Extracted entries:

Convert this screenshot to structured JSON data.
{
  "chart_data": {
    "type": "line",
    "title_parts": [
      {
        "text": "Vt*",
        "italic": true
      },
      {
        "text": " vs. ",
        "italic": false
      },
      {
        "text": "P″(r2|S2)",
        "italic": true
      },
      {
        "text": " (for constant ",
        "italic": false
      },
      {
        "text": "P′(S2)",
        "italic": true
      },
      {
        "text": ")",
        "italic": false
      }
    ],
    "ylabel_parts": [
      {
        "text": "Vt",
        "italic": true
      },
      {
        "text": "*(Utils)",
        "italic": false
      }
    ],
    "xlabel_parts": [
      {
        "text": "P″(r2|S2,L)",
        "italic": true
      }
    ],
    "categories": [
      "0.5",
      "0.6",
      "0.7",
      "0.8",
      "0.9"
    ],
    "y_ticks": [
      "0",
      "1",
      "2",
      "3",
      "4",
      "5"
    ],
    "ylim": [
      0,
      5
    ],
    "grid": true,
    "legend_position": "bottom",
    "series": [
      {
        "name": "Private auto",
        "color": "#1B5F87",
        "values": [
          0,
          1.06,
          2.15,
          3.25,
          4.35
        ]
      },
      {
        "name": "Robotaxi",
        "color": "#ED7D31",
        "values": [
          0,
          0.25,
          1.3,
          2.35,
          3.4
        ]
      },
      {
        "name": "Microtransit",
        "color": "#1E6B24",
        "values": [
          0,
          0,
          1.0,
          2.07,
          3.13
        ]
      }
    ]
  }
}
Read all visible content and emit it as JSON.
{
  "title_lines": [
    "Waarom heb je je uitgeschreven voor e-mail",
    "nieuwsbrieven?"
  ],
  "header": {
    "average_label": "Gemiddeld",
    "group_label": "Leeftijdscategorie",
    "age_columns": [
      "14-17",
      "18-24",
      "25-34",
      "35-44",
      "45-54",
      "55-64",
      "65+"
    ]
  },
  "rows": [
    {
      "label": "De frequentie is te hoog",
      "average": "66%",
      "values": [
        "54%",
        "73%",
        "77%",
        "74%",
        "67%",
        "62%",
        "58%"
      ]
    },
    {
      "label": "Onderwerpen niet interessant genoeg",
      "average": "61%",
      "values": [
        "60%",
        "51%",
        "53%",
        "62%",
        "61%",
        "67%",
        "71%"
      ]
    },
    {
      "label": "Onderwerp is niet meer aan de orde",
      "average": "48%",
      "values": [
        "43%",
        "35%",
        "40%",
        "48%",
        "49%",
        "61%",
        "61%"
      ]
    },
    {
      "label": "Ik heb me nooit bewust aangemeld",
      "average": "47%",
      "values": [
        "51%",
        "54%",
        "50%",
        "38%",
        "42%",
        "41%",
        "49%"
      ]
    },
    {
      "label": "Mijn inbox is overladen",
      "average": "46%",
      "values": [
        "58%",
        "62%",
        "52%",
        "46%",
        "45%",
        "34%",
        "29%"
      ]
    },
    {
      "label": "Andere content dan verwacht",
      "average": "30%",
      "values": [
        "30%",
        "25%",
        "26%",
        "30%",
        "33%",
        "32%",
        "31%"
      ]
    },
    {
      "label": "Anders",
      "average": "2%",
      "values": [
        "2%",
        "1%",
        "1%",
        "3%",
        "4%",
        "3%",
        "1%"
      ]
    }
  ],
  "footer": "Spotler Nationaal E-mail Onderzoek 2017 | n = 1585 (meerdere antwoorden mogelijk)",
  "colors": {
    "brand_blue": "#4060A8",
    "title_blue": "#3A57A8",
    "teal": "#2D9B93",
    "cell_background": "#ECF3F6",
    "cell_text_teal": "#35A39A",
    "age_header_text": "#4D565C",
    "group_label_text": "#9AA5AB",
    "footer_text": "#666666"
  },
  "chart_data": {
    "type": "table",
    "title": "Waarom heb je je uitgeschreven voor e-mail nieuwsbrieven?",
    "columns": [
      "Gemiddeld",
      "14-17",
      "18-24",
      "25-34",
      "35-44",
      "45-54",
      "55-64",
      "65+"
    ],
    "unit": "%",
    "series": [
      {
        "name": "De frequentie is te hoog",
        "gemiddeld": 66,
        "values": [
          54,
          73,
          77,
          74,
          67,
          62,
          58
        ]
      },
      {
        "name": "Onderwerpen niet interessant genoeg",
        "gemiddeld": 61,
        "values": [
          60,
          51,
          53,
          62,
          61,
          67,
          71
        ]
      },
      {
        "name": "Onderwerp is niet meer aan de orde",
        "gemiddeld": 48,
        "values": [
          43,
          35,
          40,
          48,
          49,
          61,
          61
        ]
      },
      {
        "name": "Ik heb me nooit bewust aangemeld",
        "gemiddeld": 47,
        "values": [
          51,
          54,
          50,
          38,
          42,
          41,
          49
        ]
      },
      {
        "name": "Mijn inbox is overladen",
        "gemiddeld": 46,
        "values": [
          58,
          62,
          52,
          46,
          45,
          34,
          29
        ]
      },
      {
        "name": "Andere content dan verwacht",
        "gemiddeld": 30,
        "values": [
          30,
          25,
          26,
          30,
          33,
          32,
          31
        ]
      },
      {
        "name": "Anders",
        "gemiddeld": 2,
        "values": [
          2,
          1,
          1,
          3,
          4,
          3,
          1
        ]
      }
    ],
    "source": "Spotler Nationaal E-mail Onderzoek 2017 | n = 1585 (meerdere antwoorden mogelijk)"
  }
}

Set task: Reproduce the records above exactly as they appear.

Full response:
Convert this screenshot to structured JSON data.
{
  "chart_data": {
    "type": "line",
    "title_parts": [
      {
        "text": "Vt*",
        "italic": true
      },
      {
        "text": " vs. ",
        "italic": false
      },
      {
        "text": "P″(r2|S2)",
        "italic": true
      },
      {
        "text": " (for constant ",
        "italic": false
      },
      {
        "text": "P′(S2)",
        "italic": true
      },
      {
        "text": ")",
        "italic": false
      }
    ],
    "ylabel_parts": [
      {
        "text": "Vt",
        "italic": true
      },
      {
        "text": "*(Utils)",
        "italic": false
      }
    ],
    "xlabel_parts": [
      {
        "text": "P″(r2|S2,L)",
        "italic": true
      }
    ],
    "categories": [
      "0.5",
      "0.6",
      "0.7",
      "0.8",
      "0.9"
    ],
    "y_ticks": [
      "0",
      "1",
      "2",
      "3",
      "4",
      "5"
    ],
    "ylim": [
      0,
      5
    ],
    "grid": true,
    "legend_position": "bottom",
    "series": [
      {
        "name": "Private auto",
        "color": "#1B5F87",
        "values": [
          0,
          1.06,
          2.15,
          3.25,
          4.35
        ]
      },
      {
        "name": "Robotaxi",
        "color": "#ED7D31",
        "values": [
          0,
          0.25,
          1.3,
          2.35,
          3.4
        ]
      },
      {
        "name": "Microtransit",
        "color": "#1E6B24",
        "values": [
          0,
          0,
          1.0,
          2.07,
          3.13
        ]
      }
    ]
  }
}
Read all visible content and emit it as JSON.
{
  "title_lines": [
    "Waarom heb je je uitgeschreven voor e-mail",
    "nieuwsbrieven?"
  ],
  "header": {
    "average_label": "Gemiddeld",
    "group_label": "Leeftijdscategorie",
    "age_columns": [
      "14-17",
      "18-24",
      "25-34",
      "35-44",
      "45-54",
      "55-64",
      "65+"
    ]
  },
  "rows": [
    {
      "label": "De frequentie is te hoog",
      "average": "66%",
      "values": [
        "54%",
        "73%",
        "77%",
        "74%",
        "67%",
        "62%",
        "58%"
      ]
    },
    {
      "label": "Onderwerpen niet interessant genoeg",
      "average": "61%",
      "values": [
        "60%",
        "51%",
        "53%",
        "62%",
        "61%",
        "67%",
        "71%"
      ]
    },
    {
      "label": "Onderwerp is niet meer aan de orde",
      "average": "48%",
      "values": [
        "43%",
        "35%",
        "40%",
        "48%",
        "49%",
        "61%",
        "61%"
      ]
    },
    {
      "label": "Ik heb me nooit bewust aangemeld",
      "average": "47%",
      "values": [
        "51%",
        "54%",
        "50%",
        "38%",
        "42%",
        "41%",
        "49%"
      ]
    },
    {
      "label": "Mijn inbox is overladen",
      "average": "46%",
      "values": [
        "58%",
        "62%",
        "52%",
        "46%",
        "45%",
        "34%",
        "29%"
      ]
    },
    {
      "label": "Andere content dan verwacht",
      "average": "30%",
      "values": [
        "30%",
        "25%",
        "26%",
        "30%",
        "33%",
        "32%",
        "31%"
      ]
    },
    {
      "label": "Anders",
      "average": "2%",
      "values": [
        "2%",
        "1%",
        "1%",
        "3%",
        "4%",
        "3%",
        "1%"
      ]
    }
  ],
  "footer": "Spotler Nationaal E-mail Onderzoek 2017 | n = 1585 (meerdere antwoorden mogelijk)",
  "colors": {
    "brand_blue": "#4060A8",
    "title_blue": "#3A57A8",
    "teal": "#2D9B93",
    "cell_background": "#ECF3F6",
    "cell_text_teal": "#35A39A",
    "age_header_text": "#4D565C",
    "group_label_text": "#9AA5AB",
    "footer_text": "#666666"
  },
  "chart_data": {
    "type": "table",
    "title": "Waarom heb je je uitgeschreven voor e-mail nieuwsbrieven?",
    "columns": [
      "Gemiddeld",
      "14-17",
      "18-24",
      "25-34",
      "35-44",
      "45-54",
      "55-64",
      "65+"
    ],
    "unit": "%",
    "series": [
      {
        "name": "De frequentie is te hoog",
        "gemiddeld": 66,
        "values": [
          54,
          73,
          77,
          74,
          67,
          62,
          58
        ]
      },
      {
        "name": "Onderwerpen niet interessant genoeg",
        "gemiddeld": 61,
        "values": [
          60,
          51,
          53,
          62,
          61,
          67,
          71
        ]
      },
      {
        "name": "Onderwerp is niet meer aan de orde",
        "gemiddeld": 48,
        "values": [
          43,
          35,
          40,
          48,
          49,
          61,
          61
        ]
      },
      {
        "name": "Ik heb me nooit bewust aangemeld",
        "gemiddeld": 47,
        "values": [
          51,
          54,
          50,
          38,
          42,
          41,
          49
        ]
      },
      {
        "name": "Mijn inbox is overladen",
        "gemiddeld": 46,
        "values": [
          58,
          62,
          52,
          46,
          45,
          34,
          29
        ]
      },
      {
        "name": "Andere content dan verwacht",
        "gemiddeld": 30,
        "values": [
          30,
          25,
          26,
          30,
          33,
          32,
          31
        ]
      },
      {
        "name": "Anders",
        "gemiddeld": 2,
        "values": [
          2,
          1,
          1,
          3,
          4,
          3,
          1
        ]
      }
    ],
    "source": "Spotler Nationaal E-mail Onderzoek 2017 | n = 1585 (meerdere antwoorden mogelijk)"
  }
}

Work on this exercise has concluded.